(Entries taken from a collection)
# # # #
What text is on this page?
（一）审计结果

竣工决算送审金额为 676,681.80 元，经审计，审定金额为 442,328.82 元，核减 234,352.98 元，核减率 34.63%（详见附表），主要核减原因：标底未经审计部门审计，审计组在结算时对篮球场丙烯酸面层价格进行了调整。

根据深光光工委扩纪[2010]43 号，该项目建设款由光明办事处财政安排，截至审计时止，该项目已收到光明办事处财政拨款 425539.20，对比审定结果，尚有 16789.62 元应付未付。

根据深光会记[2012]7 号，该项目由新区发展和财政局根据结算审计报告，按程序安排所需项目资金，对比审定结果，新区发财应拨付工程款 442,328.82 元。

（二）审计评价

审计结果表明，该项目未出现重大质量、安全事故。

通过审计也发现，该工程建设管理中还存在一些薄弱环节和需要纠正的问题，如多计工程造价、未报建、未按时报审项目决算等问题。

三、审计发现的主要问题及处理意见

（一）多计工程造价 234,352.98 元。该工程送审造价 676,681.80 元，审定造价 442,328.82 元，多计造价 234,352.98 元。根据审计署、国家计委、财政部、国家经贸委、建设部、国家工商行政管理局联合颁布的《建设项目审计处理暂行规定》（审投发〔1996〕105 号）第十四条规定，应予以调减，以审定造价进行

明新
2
# # # #
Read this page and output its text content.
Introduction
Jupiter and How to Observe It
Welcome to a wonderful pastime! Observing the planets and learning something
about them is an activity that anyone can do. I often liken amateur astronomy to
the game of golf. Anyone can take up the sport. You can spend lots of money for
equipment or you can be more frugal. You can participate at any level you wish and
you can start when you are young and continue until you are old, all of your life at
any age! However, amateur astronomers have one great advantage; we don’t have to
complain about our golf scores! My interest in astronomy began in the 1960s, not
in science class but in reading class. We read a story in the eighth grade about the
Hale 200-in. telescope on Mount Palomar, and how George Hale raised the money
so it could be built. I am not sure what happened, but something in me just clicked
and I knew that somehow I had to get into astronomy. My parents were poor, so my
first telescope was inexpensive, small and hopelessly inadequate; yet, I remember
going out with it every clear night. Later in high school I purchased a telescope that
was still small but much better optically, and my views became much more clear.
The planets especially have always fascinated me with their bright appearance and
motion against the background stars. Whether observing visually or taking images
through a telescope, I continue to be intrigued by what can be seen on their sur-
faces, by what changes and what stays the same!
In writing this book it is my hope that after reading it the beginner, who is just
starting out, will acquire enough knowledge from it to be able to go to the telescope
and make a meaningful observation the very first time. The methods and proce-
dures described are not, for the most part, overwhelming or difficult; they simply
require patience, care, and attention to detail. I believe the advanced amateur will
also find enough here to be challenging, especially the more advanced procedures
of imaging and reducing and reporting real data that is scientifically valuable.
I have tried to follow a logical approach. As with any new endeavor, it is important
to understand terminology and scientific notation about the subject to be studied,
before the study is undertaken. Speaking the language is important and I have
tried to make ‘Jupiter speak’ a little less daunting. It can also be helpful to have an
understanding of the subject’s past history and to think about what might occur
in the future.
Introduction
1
# # # #
**WRITTEN INSTRUCTION**
Find the lines containing "also" and pull them out.

**ANSWER BELOW**
also find enough here to be challenging, especially the more advanced procedures
tried to make ‘Jupiter speak’ a little less daunting. It can also be helpful to have an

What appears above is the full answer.